■ **Extract to read**:
● ● ● ● ●

6. Segment Information

 

Chesapeake has two reportable segments under SFAS No. 131, Disclosures about Segments of an Enterprise and Related Information, consisting of exploration and production, and marketing. The reportable segment information can be derived from Note 5 as Chesapeake Energy Marketing, Inc., Mayfield Processing L.L.C. and MidCon Compression L.P. are the only non-guarantor subsidiaries for all income statement periods presented, and are each involved in the marketing of oil and gas.

 

7. Recent Accounting Pronouncements

 

During 2002 and 2003, the Financial Accounting Standards Board issued the following Statements of Financial Accounting Standards which were reviewed by Chesapeake to determine the potential impact on our financial statements upon adoption.

 

In July 2002, the FASB issued SFAS No. 146, Accounting For Costs Associated with Exit or Disposal Activities. SFAS 146 is effective for exit or disposal activities initiated after December 31, 2002. We adopted this standard during the quarter ended March 31, 2003 and it did not have any impact on our financial position or results of operations.

● ● ● ● ●

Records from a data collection
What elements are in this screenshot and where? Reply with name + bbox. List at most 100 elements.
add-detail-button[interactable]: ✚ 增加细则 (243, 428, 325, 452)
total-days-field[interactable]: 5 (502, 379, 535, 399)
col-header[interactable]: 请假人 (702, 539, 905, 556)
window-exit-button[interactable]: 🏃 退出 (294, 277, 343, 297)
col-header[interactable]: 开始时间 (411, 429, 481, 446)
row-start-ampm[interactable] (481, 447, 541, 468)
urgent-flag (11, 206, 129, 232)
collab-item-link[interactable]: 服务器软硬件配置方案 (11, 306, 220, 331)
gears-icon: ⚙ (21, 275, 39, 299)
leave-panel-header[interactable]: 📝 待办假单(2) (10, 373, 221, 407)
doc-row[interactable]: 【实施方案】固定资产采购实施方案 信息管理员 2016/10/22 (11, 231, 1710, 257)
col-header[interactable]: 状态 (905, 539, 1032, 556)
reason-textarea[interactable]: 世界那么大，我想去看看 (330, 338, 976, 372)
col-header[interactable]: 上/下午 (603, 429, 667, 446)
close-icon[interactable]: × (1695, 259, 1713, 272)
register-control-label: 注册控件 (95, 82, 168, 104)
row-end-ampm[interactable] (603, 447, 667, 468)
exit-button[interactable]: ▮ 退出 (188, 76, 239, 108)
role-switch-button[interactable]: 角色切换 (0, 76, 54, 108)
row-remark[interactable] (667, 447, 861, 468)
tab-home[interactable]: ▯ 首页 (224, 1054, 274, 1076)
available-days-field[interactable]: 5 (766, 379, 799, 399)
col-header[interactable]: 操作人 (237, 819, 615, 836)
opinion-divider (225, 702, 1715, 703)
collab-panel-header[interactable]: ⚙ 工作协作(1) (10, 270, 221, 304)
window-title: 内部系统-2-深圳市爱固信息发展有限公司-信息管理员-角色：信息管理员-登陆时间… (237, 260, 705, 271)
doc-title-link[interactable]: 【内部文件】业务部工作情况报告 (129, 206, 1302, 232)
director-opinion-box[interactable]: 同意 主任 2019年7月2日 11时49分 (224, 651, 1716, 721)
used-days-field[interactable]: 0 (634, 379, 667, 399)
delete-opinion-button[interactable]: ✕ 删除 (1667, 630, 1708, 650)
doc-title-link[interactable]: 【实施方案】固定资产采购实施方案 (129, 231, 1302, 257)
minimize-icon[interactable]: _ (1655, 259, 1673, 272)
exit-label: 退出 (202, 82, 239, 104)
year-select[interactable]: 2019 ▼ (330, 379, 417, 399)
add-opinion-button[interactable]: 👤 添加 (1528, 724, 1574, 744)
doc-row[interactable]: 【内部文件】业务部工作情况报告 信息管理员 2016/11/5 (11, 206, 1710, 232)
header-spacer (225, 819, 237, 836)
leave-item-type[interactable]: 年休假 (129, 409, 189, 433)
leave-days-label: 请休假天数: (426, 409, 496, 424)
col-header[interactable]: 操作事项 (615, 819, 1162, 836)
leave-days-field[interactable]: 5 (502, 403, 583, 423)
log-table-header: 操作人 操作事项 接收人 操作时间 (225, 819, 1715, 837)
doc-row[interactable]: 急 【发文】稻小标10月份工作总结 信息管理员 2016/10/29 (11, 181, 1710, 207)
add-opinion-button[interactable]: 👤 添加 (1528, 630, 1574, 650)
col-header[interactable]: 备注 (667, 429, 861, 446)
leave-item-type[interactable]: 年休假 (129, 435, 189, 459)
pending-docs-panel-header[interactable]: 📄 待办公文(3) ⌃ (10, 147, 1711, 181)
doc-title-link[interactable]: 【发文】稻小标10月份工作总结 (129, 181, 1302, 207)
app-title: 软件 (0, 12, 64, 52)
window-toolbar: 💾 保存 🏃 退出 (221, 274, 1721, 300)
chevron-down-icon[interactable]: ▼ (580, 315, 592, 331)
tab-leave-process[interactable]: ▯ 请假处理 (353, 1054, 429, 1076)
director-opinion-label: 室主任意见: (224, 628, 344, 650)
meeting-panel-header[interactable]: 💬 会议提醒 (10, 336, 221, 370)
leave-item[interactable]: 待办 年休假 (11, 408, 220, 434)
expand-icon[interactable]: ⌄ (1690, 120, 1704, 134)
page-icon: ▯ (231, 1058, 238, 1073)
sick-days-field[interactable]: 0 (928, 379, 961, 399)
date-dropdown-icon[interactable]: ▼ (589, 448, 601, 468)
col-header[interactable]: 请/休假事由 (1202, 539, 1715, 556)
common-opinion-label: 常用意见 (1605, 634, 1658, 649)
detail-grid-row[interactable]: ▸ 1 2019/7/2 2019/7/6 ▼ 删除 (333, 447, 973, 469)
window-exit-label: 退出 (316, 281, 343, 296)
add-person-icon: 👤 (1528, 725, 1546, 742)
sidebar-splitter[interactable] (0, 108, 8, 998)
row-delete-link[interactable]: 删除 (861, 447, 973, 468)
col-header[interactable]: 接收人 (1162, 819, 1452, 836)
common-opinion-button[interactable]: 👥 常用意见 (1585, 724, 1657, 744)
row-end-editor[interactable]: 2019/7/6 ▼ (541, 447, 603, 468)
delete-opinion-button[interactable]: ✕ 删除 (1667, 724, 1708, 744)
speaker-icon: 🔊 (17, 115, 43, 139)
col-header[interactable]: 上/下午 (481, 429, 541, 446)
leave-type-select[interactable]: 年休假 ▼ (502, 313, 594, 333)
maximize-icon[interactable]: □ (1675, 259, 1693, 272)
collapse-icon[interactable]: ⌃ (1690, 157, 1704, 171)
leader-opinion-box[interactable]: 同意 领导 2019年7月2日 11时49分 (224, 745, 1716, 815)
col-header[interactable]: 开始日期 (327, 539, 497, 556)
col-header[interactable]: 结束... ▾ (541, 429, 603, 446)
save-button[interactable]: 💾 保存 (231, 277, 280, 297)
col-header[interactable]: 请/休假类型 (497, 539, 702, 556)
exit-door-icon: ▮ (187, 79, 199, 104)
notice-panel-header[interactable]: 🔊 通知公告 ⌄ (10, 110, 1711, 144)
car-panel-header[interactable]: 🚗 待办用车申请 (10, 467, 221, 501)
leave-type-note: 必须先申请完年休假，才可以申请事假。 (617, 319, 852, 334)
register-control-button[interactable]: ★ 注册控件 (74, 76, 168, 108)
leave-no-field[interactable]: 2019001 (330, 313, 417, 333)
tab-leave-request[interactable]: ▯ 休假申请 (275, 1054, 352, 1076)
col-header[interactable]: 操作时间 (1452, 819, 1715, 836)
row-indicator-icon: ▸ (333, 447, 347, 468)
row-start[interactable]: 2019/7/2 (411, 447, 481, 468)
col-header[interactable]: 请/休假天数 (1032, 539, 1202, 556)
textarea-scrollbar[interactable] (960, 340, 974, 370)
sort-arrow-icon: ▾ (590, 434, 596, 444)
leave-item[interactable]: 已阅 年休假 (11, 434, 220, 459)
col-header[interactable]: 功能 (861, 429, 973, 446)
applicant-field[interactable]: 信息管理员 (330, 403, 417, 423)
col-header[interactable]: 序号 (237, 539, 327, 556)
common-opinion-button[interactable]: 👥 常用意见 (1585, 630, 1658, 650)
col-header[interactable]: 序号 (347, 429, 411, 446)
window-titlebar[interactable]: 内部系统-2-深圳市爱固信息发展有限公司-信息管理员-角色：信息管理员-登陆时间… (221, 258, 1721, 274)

● ● ● ● ●

■ **Goal 1**: Please decide whether each statement below agrees with the Chesapeake note above. Answer yes or no for each, quoting the deciding words from the note. (a) Chesapeake has three reportable segments. (b) Chesapeake adopted SFAS 146 during the quarter ended March 31, 2003. (c) Adopting SFAS 146 changed Chesapeake's results of operations.
■ **Goal 2**: Return the stretch of the Chesapeake note from "In July 2002, the" through "results of operations.", copied word for word.

■ **Full response 1**:
(a) No: "Chesapeake has two reportable segments under SFAS No. 131"
(b) Yes: "We adopted this standard during the quarter ended March 31, 2003"
(c) No: "it did not have any impact on our financial position or results of operations"

■ **Full response 2**:
In July 2002, the FASB issued SFAS No. 146, Accounting For Costs Associated with Exit or Disposal Activities. SFAS 146 is effective for exit or disposal activities initiated after December 31, 2002. We adopted this standard during the quarter ended March 31, 2003 and it did not have any impact on our financial position or results of operations.